** Start of DATASET **
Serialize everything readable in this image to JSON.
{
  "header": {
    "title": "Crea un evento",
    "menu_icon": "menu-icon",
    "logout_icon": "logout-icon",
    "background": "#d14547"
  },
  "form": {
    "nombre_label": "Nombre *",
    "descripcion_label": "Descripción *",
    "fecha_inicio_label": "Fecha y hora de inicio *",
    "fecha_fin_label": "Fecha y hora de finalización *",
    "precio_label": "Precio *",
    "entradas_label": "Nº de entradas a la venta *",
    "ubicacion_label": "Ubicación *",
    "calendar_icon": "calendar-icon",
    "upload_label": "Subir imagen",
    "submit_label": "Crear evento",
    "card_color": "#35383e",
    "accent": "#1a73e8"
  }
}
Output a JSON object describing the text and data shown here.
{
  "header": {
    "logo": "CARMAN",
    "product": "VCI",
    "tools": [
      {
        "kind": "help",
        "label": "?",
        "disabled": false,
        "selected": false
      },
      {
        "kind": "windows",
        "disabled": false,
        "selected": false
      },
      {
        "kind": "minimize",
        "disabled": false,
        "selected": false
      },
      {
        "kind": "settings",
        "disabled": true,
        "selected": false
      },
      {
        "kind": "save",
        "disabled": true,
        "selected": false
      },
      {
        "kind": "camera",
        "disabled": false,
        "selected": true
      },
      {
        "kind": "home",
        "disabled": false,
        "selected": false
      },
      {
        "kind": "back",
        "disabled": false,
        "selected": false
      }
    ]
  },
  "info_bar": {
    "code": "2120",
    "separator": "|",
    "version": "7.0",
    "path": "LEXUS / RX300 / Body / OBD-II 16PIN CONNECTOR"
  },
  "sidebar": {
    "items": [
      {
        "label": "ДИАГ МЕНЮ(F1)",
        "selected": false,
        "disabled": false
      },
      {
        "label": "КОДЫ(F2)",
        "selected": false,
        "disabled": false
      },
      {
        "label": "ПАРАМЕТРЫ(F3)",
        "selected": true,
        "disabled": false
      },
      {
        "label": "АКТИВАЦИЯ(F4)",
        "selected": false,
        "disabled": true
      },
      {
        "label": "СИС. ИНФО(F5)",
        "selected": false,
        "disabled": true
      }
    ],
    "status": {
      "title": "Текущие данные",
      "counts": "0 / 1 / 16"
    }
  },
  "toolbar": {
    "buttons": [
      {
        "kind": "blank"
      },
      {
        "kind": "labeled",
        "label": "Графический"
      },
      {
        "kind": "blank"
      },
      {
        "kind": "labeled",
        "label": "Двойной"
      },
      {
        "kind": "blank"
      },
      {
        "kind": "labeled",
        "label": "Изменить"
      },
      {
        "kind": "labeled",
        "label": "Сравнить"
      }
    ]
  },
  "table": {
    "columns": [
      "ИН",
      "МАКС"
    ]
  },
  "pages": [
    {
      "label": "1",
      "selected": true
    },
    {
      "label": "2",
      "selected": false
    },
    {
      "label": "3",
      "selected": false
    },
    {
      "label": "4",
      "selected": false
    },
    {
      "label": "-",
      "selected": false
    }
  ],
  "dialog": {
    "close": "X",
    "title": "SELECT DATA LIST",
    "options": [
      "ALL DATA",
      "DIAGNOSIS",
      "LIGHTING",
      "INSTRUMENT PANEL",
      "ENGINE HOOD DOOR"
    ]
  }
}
** End of DATASET **
■ **WORK TO COMPLETE**
Find each line holding the word "icon" and copy it.

■ **TASK ANSWER**
    "menu_icon": "menu-icon",
    "logout_icon": "logout-icon",
    "calendar_icon": "calendar-icon",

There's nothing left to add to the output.